Dataset rows about figures
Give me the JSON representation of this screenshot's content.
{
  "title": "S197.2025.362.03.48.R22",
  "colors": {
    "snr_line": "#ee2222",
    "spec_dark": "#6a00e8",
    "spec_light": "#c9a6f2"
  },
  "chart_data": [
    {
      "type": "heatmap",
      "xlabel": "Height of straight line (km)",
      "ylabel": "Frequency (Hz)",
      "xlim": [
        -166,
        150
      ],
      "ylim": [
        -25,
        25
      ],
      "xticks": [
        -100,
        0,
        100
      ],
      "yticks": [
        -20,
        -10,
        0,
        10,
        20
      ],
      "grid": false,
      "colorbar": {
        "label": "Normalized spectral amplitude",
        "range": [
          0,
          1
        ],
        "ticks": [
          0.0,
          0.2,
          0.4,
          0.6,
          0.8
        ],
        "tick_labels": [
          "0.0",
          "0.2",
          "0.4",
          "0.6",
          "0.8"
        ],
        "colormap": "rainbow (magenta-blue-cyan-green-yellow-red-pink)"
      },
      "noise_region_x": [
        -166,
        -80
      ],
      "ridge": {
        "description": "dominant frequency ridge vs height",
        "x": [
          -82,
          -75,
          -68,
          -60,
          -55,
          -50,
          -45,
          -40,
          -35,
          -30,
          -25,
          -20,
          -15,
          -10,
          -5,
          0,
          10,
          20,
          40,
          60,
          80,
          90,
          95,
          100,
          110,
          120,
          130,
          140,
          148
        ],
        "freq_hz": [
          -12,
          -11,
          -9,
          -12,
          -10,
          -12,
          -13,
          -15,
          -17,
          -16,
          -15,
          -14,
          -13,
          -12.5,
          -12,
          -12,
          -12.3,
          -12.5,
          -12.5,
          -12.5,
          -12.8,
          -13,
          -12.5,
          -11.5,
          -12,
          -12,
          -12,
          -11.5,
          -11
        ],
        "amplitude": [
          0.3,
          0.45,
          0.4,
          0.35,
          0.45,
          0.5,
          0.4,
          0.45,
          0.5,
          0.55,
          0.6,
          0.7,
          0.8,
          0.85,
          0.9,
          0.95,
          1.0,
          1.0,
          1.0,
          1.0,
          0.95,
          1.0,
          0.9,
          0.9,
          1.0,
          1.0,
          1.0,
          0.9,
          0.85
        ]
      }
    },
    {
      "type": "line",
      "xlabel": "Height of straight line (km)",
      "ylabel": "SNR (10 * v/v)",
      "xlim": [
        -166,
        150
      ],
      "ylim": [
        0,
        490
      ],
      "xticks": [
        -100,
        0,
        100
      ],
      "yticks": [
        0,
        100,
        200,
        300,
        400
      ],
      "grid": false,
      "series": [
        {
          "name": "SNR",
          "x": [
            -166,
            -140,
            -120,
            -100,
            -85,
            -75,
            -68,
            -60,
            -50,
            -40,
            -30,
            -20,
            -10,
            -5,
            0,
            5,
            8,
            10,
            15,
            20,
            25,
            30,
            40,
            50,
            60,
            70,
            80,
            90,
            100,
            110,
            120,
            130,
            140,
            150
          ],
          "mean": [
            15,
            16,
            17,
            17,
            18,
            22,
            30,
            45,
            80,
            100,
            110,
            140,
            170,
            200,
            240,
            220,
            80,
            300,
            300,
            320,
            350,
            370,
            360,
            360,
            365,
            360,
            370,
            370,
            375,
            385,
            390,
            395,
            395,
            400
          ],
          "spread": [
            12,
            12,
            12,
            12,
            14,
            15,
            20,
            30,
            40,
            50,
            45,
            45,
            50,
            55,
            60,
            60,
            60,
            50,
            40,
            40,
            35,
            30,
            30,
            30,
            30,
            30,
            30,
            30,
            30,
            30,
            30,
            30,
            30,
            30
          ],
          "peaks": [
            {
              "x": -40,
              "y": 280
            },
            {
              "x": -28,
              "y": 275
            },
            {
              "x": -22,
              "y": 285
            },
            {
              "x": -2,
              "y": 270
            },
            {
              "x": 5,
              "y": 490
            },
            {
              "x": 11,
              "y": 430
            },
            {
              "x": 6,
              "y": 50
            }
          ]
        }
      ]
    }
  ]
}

SET TASK:
Reproduce all of the records exactly.

ANSWER TO THIS PROBLEM:
Give me the JSON representation of this screenshot's content.
{
  "title": "S197.2025.362.03.48.R22",
  "colors": {
    "snr_line": "#ee2222",
    "spec_dark": "#6a00e8",
    "spec_light": "#c9a6f2"
  },
  "chart_data": [
    {
      "type": "heatmap",
      "xlabel": "Height of straight line (km)",
      "ylabel": "Frequency (Hz)",
      "xlim": [
        -166,
        150
      ],
      "ylim": [
        -25,
        25
      ],
      "xticks": [
        -100,
        0,
        100
      ],
      "yticks": [
        -20,
        -10,
        0,
        10,
        20
      ],
      "grid": false,
      "colorbar": {
        "label": "Normalized spectral amplitude",
        "range": [
          0,
          1
        ],
        "ticks": [
          0.0,
          0.2,
          0.4,
          0.6,
          0.8
        ],
        "tick_labels": [
          "0.0",
          "0.2",
          "0.4",
          "0.6",
          "0.8"
        ],
        "colormap": "rainbow (magenta-blue-cyan-green-yellow-red-pink)"
      },
      "noise_region_x": [
        -166,
        -80
      ],
      "ridge": {
        "description": "dominant frequency ridge vs height",
        "x": [
          -82,
          -75,
          -68,
          -60,
          -55,
          -50,
          -45,
          -40,
          -35,
          -30,
          -25,
          -20,
          -15,
          -10,
          -5,
          0,
          10,
          20,
          40,
          60,
          80,
          90,
          95,
          100,
          110,
          120,
          130,
          140,
          148
        ],
        "freq_hz": [
          -12,
          -11,
          -9,
          -12,
          -10,
          -12,
          -13,
          -15,
          -17,
          -16,
          -15,
          -14,
          -13,
          -12.5,
          -12,
          -12,
          -12.3,
          -12.5,
          -12.5,
          -12.5,
          -12.8,
          -13,
          -12.5,
          -11.5,
          -12,
          -12,
          -12,
          -11.5,
          -11
        ],
        "amplitude": [
          0.3,
          0.45,
          0.4,
          0.35,
          0.45,
          0.5,
          0.4,
          0.45,
          0.5,
          0.55,
          0.6,
          0.7,
          0.8,
          0.85,
          0.9,
          0.95,
          1.0,
          1.0,
          1.0,
          1.0,
          0.95,
          1.0,
          0.9,
          0.9,
          1.0,
          1.0,
          1.0,
          0.9,
          0.85
        ]
      }
    },
    {
      "type": "line",
      "xlabel": "Height of straight line (km)",
      "ylabel": "SNR (10 * v/v)",
      "xlim": [
        -166,
        150
      ],
      "ylim": [
        0,
        490
      ],
      "xticks": [
        -100,
        0,
        100
      ],
      "yticks": [
        0,
        100,
        200,
        300,
        400
      ],
      "grid": false,
      "series": [
        {
          "name": "SNR",
          "x": [
            -166,
            -140,
            -120,
            -100,
            -85,
            -75,
            -68,
            -60,
            -50,
            -40,
            -30,
            -20,
            -10,
            -5,
            0,
            5,
            8,
            10,
            15,
            20,
            25,
            30,
            40,
            50,
            60,
            70,
            80,
            90,
            100,
            110,
            120,
            130,
            140,
            150
          ],
          "mean": [
            15,
            16,
            17,
            17,
            18,
            22,
            30,
            45,
            80,
            100,
            110,
            140,
            170,
            200,
            240,
            220,
            80,
            300,
            300,
            320,
            350,
            370,
            360,
            360,
            365,
            360,
            370,
            370,
            375,
            385,
            390,
            395,
            395,
            400
          ],
          "spread": [
            12,
            12,
            12,
            12,
            14,
            15,
            20,
            30,
            40,
            50,
            45,
            45,
            50,
            55,
            60,
            60,
            60,
            50,
            40,
            40,
            35,
            30,
            30,
            30,
            30,
            30,
            30,
            30,
            30,
            30,
            30,
            30,
            30,
            30
          ],
          "peaks": [
            {
              "x": -40,
              "y": 280
            },
            {
              "x": -28,
              "y": 275
            },
            {
              "x": -22,
              "y": 285
            },
            {
              "x": -2,
              "y": 270
            },
            {
              "x": 5,
              "y": 490
            },
            {
              "x": 11,
              "y": 430
            },
            {
              "x": 6,
              "y": 50
            }
          ]
        }
      ]
    }
  ]
}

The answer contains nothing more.